- [MATERIAL FOR THE TASK]:
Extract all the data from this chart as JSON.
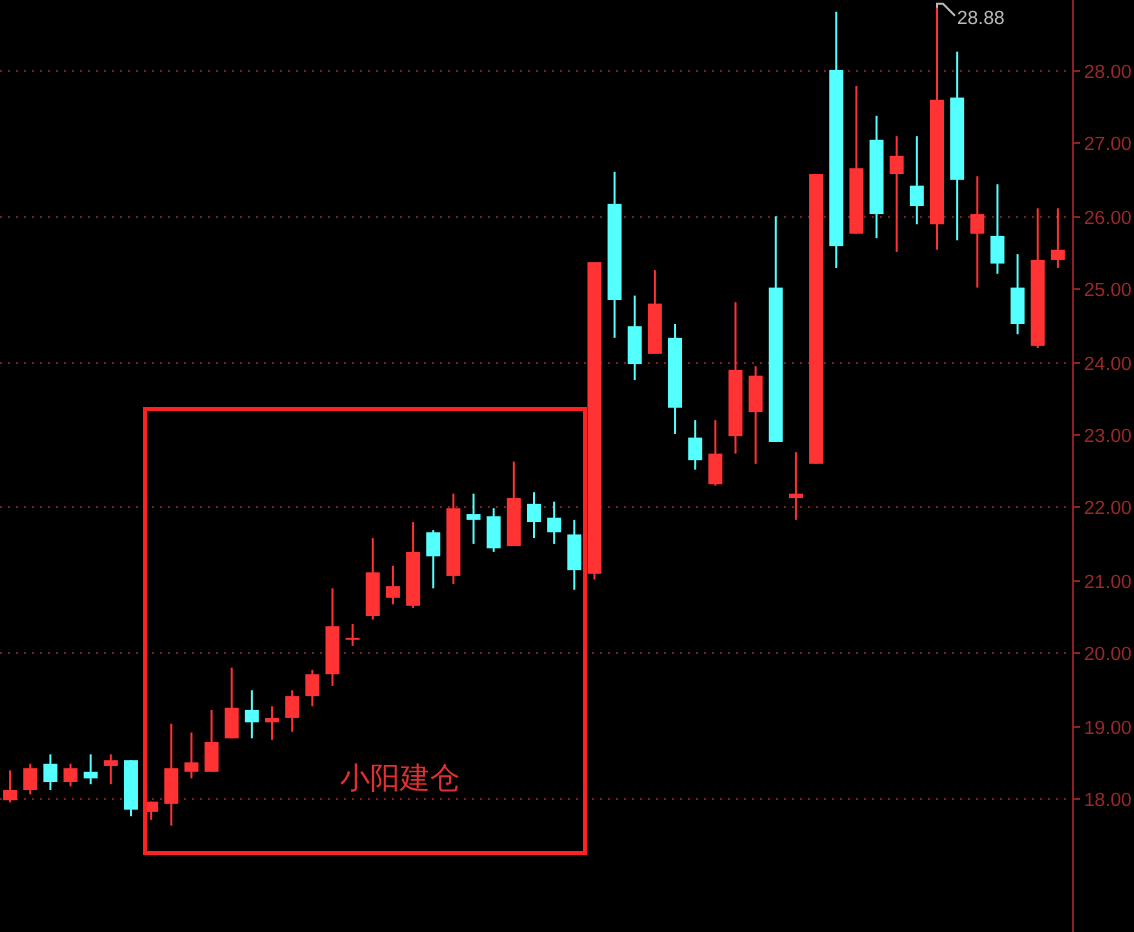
{
  "chart_data": {
    "type": "candlestick",
    "categories": [
      null,
      null,
      null,
      null,
      null,
      null,
      null,
      null,
      null,
      null,
      null,
      null,
      null,
      null,
      null,
      null,
      null,
      null,
      null,
      null,
      null,
      null,
      null,
      null,
      null,
      null,
      null,
      null,
      null,
      null,
      null,
      null,
      null,
      null,
      null,
      null,
      null,
      null,
      null,
      null,
      null,
      null,
      null,
      null,
      null,
      null,
      null,
      null,
      null,
      null,
      null,
      null,
      null
    ],
    "ohlc": [
      [
        17.97,
        18.38,
        17.94,
        18.11
      ],
      [
        18.11,
        18.47,
        18.05,
        18.41
      ],
      [
        18.47,
        18.6,
        18.11,
        18.22
      ],
      [
        18.22,
        18.47,
        18.16,
        18.41
      ],
      [
        18.36,
        18.6,
        18.19,
        18.27
      ],
      [
        18.44,
        18.6,
        18.19,
        18.52
      ],
      [
        18.52,
        18.52,
        17.75,
        17.84
      ],
      [
        17.81,
        17.95,
        17.7,
        17.95
      ],
      [
        17.92,
        19.02,
        17.62,
        18.41
      ],
      [
        18.36,
        18.9,
        18.27,
        18.49
      ],
      [
        18.36,
        19.21,
        18.36,
        18.77
      ],
      [
        18.82,
        19.79,
        18.82,
        19.24
      ],
      [
        19.21,
        19.48,
        18.82,
        19.04
      ],
      [
        19.04,
        19.26,
        18.8,
        19.1
      ],
      [
        19.1,
        19.48,
        18.91,
        19.4
      ],
      [
        19.4,
        19.76,
        19.26,
        19.7
      ],
      [
        19.7,
        20.88,
        19.54,
        20.36
      ],
      [
        20.18,
        20.39,
        20.09,
        20.2
      ],
      [
        20.5,
        21.57,
        20.45,
        21.1
      ],
      [
        20.75,
        21.19,
        20.66,
        20.91
      ],
      [
        20.64,
        21.79,
        20.61,
        21.38
      ],
      [
        21.65,
        21.68,
        20.88,
        21.32
      ],
      [
        21.05,
        22.18,
        20.94,
        21.98
      ],
      [
        21.9,
        22.18,
        21.49,
        21.82
      ],
      [
        21.87,
        21.98,
        21.38,
        21.43
      ],
      [
        21.46,
        22.62,
        21.46,
        22.12
      ],
      [
        22.04,
        22.2,
        21.57,
        21.79
      ],
      [
        21.85,
        22.07,
        21.49,
        21.65
      ],
      [
        21.62,
        21.82,
        20.86,
        21.13
      ],
      [
        21.08,
        25.36,
        21.0,
        25.36
      ],
      [
        26.16,
        26.6,
        24.32,
        24.84
      ],
      [
        24.48,
        24.9,
        23.74,
        23.96
      ],
      [
        24.1,
        25.25,
        24.1,
        24.79
      ],
      [
        24.32,
        24.51,
        23.0,
        23.36
      ],
      [
        22.95,
        23.19,
        22.51,
        22.64
      ],
      [
        22.31,
        23.19,
        22.29,
        22.73
      ],
      [
        22.97,
        24.81,
        22.73,
        23.88
      ],
      [
        23.3,
        23.93,
        22.59,
        23.8
      ],
      [
        25.01,
        25.99,
        22.89,
        22.89
      ],
      [
        22.12,
        22.75,
        21.82,
        22.18
      ],
      [
        22.59,
        26.57,
        22.59,
        26.57
      ],
      [
        28.0,
        28.8,
        25.28,
        25.58
      ],
      [
        25.75,
        27.78,
        25.75,
        26.65
      ],
      [
        27.04,
        27.37,
        25.69,
        26.02
      ],
      [
        26.57,
        27.09,
        25.5,
        26.82
      ],
      [
        26.41,
        27.09,
        25.88,
        26.13
      ],
      [
        25.88,
        28.88,
        25.53,
        27.59
      ],
      [
        27.62,
        28.25,
        25.66,
        26.49
      ],
      [
        25.75,
        26.54,
        25.01,
        26.02
      ],
      [
        25.72,
        26.43,
        25.2,
        25.34
      ],
      [
        25.01,
        25.47,
        24.37,
        24.51
      ],
      [
        24.21,
        26.1,
        24.18,
        25.39
      ],
      [
        25.39,
        26.1,
        25.28,
        25.53
      ]
    ],
    "colors": [
      "#ff3333",
      "#ff3333",
      "#54ffff",
      "#ff3333",
      "#54ffff",
      "#ff3333",
      "#54ffff",
      "#ff3333",
      "#ff3333",
      "#ff3333",
      "#ff3333",
      "#ff3333",
      "#54ffff",
      "#ff3333",
      "#ff3333",
      "#ff3333",
      "#ff3333",
      "#ff3333",
      "#ff3333",
      "#ff3333",
      "#ff3333",
      "#54ffff",
      "#ff3333",
      "#54ffff",
      "#54ffff",
      "#ff3333",
      "#54ffff",
      "#54ffff",
      "#54ffff",
      "#ff3333",
      "#54ffff",
      "#54ffff",
      "#ff3333",
      "#54ffff",
      "#54ffff",
      "#ff3333",
      "#ff3333",
      "#ff3333",
      "#54ffff",
      "#ff3333",
      "#ff3333",
      "#54ffff",
      "#ff3333",
      "#54ffff",
      "#ff3333",
      "#54ffff",
      "#ff3333",
      "#54ffff",
      "#ff3333",
      "#54ffff",
      "#54ffff",
      "#ff3333",
      "#ff3333"
    ],
    "ylim": [
      16.16,
      28.96
    ],
    "yticks": [
      {
        "value": 18,
        "label": "18.00"
      },
      {
        "value": 19,
        "label": "19.00"
      },
      {
        "value": 20,
        "label": "20.00"
      },
      {
        "value": 21,
        "label": "21.00"
      },
      {
        "value": 22,
        "label": "22.00"
      },
      {
        "value": 23,
        "label": "23.00"
      },
      {
        "value": 24,
        "label": "24.00"
      },
      {
        "value": 25,
        "label": "25.00"
      },
      {
        "value": 26,
        "label": "26.00"
      },
      {
        "value": 27,
        "label": "27.00"
      },
      {
        "value": 28,
        "label": "28.00"
      }
    ],
    "ref_lines": [
      {
        "axis": "y",
        "value": 18,
        "color": "#7a1f1f",
        "line_style": "dotted"
      },
      {
        "axis": "y",
        "value": 20,
        "color": "#7a1f1f",
        "line_style": "dotted"
      },
      {
        "axis": "y",
        "value": 22,
        "color": "#7a1f1f",
        "line_style": "dotted"
      },
      {
        "axis": "y",
        "value": 24,
        "color": "#7a1f1f",
        "line_style": "dotted"
      },
      {
        "axis": "y",
        "value": 26,
        "color": "#7a1f1f",
        "line_style": "dotted"
      },
      {
        "axis": "y",
        "value": 28,
        "color": "#7a1f1f",
        "line_style": "dotted"
      }
    ],
    "annotations": [
      "28.88",
      "小阳建仓"
    ]
  }
}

- [EXERCISE REQUIREMENTS]: Check each line of the entries above, and show every one holding the word "label".

- [RESULT BELOW]:
        "label": "18.00"
        "label": "19.00"
        "label": "20.00"
        "label": "21.00"
        "label": "22.00"
        "label": "23.00"
        "label": "24.00"
        "label": "25.00"
        "label": "26.00"
        "label": "27.00"
        "label": "28.00"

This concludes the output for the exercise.